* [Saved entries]
○ ○ ○ ○ ○ ○ ○

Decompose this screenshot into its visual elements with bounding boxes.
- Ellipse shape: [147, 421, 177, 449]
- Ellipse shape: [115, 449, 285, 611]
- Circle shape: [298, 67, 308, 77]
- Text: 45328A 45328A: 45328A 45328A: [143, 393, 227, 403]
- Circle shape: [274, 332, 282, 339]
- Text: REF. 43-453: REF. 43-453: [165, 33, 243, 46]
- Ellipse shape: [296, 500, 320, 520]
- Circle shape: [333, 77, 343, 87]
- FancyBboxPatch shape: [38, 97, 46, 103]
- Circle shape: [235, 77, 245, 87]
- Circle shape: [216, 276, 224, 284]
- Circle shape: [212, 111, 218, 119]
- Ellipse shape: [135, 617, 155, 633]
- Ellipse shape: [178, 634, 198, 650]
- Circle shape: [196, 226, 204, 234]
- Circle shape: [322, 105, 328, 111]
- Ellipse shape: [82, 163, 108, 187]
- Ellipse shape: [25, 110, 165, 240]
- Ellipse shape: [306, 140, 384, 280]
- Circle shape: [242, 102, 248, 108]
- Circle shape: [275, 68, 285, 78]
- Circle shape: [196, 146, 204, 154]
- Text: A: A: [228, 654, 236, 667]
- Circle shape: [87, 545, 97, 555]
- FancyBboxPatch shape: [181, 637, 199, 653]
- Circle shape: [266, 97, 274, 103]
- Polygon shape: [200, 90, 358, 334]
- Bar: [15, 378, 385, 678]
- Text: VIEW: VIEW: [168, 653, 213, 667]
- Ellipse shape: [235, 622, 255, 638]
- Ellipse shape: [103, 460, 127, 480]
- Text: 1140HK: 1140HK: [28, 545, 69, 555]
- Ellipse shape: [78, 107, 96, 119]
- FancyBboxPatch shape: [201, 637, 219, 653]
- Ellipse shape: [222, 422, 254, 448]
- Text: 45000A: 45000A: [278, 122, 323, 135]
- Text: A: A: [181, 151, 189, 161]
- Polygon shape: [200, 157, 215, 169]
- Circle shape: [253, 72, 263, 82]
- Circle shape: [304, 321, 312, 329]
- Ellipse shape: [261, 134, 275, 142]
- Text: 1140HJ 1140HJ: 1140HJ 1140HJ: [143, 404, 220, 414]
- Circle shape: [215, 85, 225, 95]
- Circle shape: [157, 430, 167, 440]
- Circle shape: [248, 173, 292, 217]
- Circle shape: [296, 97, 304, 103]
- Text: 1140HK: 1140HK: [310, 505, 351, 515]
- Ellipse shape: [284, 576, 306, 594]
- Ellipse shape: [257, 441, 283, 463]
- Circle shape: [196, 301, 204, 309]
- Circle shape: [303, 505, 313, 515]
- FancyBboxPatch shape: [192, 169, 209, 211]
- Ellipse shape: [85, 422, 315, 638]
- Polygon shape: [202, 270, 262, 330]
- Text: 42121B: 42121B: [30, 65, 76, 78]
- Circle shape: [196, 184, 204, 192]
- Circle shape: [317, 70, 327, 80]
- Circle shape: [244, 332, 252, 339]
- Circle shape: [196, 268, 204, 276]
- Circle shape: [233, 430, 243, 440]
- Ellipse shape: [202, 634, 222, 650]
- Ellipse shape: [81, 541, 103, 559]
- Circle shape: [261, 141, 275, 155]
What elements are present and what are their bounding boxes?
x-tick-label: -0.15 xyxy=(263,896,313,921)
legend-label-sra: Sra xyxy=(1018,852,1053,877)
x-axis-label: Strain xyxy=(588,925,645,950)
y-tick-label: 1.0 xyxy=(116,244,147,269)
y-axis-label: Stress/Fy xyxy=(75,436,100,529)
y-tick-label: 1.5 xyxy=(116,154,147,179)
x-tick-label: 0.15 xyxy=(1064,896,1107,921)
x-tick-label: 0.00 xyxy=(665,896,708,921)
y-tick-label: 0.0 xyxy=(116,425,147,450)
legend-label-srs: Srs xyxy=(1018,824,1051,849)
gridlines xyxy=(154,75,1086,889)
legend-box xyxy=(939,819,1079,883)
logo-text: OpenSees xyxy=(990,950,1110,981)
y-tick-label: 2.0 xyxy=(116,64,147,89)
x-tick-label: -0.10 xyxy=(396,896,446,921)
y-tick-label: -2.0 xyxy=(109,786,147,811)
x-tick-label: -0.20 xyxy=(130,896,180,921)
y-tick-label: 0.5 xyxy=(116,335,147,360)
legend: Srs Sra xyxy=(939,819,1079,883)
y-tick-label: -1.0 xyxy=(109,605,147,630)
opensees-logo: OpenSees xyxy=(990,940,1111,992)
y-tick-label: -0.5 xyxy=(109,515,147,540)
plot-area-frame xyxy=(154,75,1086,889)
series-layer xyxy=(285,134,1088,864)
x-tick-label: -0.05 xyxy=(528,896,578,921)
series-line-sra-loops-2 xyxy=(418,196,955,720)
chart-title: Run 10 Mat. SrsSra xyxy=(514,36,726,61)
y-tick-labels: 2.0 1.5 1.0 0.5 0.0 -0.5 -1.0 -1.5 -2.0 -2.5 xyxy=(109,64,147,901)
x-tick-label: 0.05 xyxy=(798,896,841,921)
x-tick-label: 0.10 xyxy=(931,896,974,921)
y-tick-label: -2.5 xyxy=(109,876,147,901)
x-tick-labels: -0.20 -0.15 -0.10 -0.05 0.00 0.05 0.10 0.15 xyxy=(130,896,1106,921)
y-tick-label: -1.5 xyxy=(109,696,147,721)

○ ○ ○ ○ ○ ○ ○

* [REQUEST]
Can you format every line in the records above as a JSON list of strings, with one string per line and blank lines omitted?

* [ANSWER TO THE EXERCISE]
[
  "Decompose this screenshot into its visual elements with bounding boxes.",
  "- Ellipse shape: [147, 421, 177, 449]",
  "- Ellipse shape: [115, 449, 285, 611]",
  "- Circle shape: [298, 67, 308, 77]",
  "- Text: 45328A 45328A: 45328A 45328A: [143, 393, 227, 403]",
  "- Circle shape: [274, 332, 282, 339]",
  "- Text: REF. 43-453: REF. 43-453: [165, 33, 243, 46]",
  "- Ellipse shape: [296, 500, 320, 520]",
  "- Circle shape: [333, 77, 343, 87]",
  "- FancyBboxPatch shape: [38, 97, 46, 103]",
  "- Circle shape: [235, 77, 245, 87]",
  "- Circle shape: [216, 276, 224, 284]",
  "- Circle shape: [212, 111, 218, 119]",
  "- Ellipse shape: [135, 617, 155, 633]",
  "- Ellipse shape: [178, 634, 198, 650]",
  "- Circle shape: [196, 226, 204, 234]",
  "- Circle shape: [322, 105, 328, 111]",
  "- Ellipse shape: [82, 163, 108, 187]",
  "- Ellipse shape: [25, 110, 165, 240]",
  "- Ellipse shape: [306, 140, 384, 280]",
  "- Circle shape: [242, 102, 248, 108]",
  "- Circle shape: [275, 68, 285, 78]",
  "- Circle shape: [196, 146, 204, 154]",
  "- Text: A: A: [228, 654, 236, 667]",
  "- Circle shape: [87, 545, 97, 555]",
  "- FancyBboxPatch shape: [181, 637, 199, 653]",
  "- Circle shape: [266, 97, 274, 103]",
  "- Polygon shape: [200, 90, 358, 334]",
  "- Bar: [15, 378, 385, 678]",
  "- Text: VIEW: VIEW: [168, 653, 213, 667]",
  "- Ellipse shape: [235, 622, 255, 638]",
  "- Ellipse shape: [103, 460, 127, 480]",
  "- Text: 1140HK: 1140HK: [28, 545, 69, 555]",
  "- Ellipse shape: [78, 107, 96, 119]",
  "- FancyBboxPatch shape: [201, 637, 219, 653]",
  "- Ellipse shape: [222, 422, 254, 448]",
  "- Text: 45000A: 45000A: [278, 122, 323, 135]",
  "- Text: A: A: [181, 151, 189, 161]",
  "- Polygon shape: [200, 157, 215, 169]",
  "- Circle shape: [253, 72, 263, 82]",
  "- Circle shape: [304, 321, 312, 329]",
  "- Ellipse shape: [261, 134, 275, 142]",
  "- Text: 1140HJ 1140HJ: 1140HJ 1140HJ: [143, 404, 220, 414]",
  "- Circle shape: [215, 85, 225, 95]",
  "- Circle shape: [157, 430, 167, 440]",
  "- Circle shape: [248, 173, 292, 217]",
  "- Circle shape: [296, 97, 304, 103]",
  "- Text: 1140HK: 1140HK: [310, 505, 351, 515]",
  "- Ellipse shape: [284, 576, 306, 594]",
  "- Ellipse shape: [257, 441, 283, 463]",
  "- Circle shape: [196, 301, 204, 309]",
  "- Circle shape: [303, 505, 313, 515]",
  "- FancyBboxPatch shape: [192, 169, 209, 211]",
  "- Ellipse shape: [85, 422, 315, 638]",
  "- Polygon shape: [202, 270, 262, 330]",
  "- Text: 42121B: 42121B: [30, 65, 76, 78]",
  "- Circle shape: [196, 184, 204, 192]",
  "- Circle shape: [317, 70, 327, 80]",
  "- Circle shape: [244, 332, 252, 339]",
  "- Circle shape: [196, 268, 204, 276]",
  "- Circle shape: [233, 430, 243, 440]",
  "- Ellipse shape: [202, 634, 222, 650]",
  "- Ellipse shape: [81, 541, 103, 559]",
  "- Circle shape: [261, 141, 275, 155]",
  "What elements are present and what are their bounding boxes?",
  "x-tick-label: -0.15 xyxy=(263,896,313,921)",
  "legend-label-sra: Sra xyxy=(1018,852,1053,877)",
  "x-axis-label: Strain xyxy=(588,925,645,950)",
  "y-tick-label: 1.0 xyxy=(116,244,147,269)",
  "y-axis-label: Stress/Fy xyxy=(75,436,100,529)",
  "y-tick-label: 1.5 xyxy=(116,154,147,179)",
  "x-tick-label: 0.15 xyxy=(1064,896,1107,921)",
  "x-tick-label: 0.00 xyxy=(665,896,708,921)",
  "y-tick-label: 0.0 xyxy=(116,425,147,450)",
  "legend-label-srs: Srs xyxy=(1018,824,1051,849)",
  "gridlines xyxy=(154,75,1086,889)",
  "legend-box xyxy=(939,819,1079,883)",
  "logo-text: OpenSees xyxy=(990,950,1110,981)",
  "y-tick-label: 2.0 xyxy=(116,64,147,89)",
  "x-tick-label: -0.10 xyxy=(396,896,446,921)",
  "y-tick-label: -2.0 xyxy=(109,786,147,811)",
  "x-tick-label: -0.20 xyxy=(130,896,180,921)",
  "y-tick-label: 0.5 xyxy=(116,335,147,360)",
  "legend: Srs Sra xyxy=(939,819,1079,883)",
  "y-tick-label: -1.0 xyxy=(109,605,147,630)",
  "opensees-logo: OpenSees xyxy=(990,940,1111,992)",
  "y-tick-label: -0.5 xyxy=(109,515,147,540)",
  "plot-area-frame xyxy=(154,75,1086,889)",
  "series-layer xyxy=(285,134,1088,864)",
  "x-tick-label: -0.05 xyxy=(528,896,578,921)",
  "series-line-sra-loops-2 xyxy=(418,196,955,720)",
  "chart-title: Run 10 Mat. SrsSra xyxy=(514,36,726,61)",
  "y-tick-labels: 2.0 1.5 1.0 0.5 0.0 -0.5 -1.0 -1.5 -2.0 -2.5 xyxy=(109,64,147,901)",
  "x-tick-label: 0.05 xyxy=(798,896,841,921)",
  "x-tick-label: 0.10 xyxy=(931,896,974,921)",
  "y-tick-label: -2.5 xyxy=(109,876,147,901)",
  "x-tick-labels: -0.20 -0.15 -0.10 -0.05 0.00 0.05 0.10 0.15 xyxy=(130,896,1106,921)",
  "y-tick-label: -1.5 xyxy=(109,696,147,721)"
]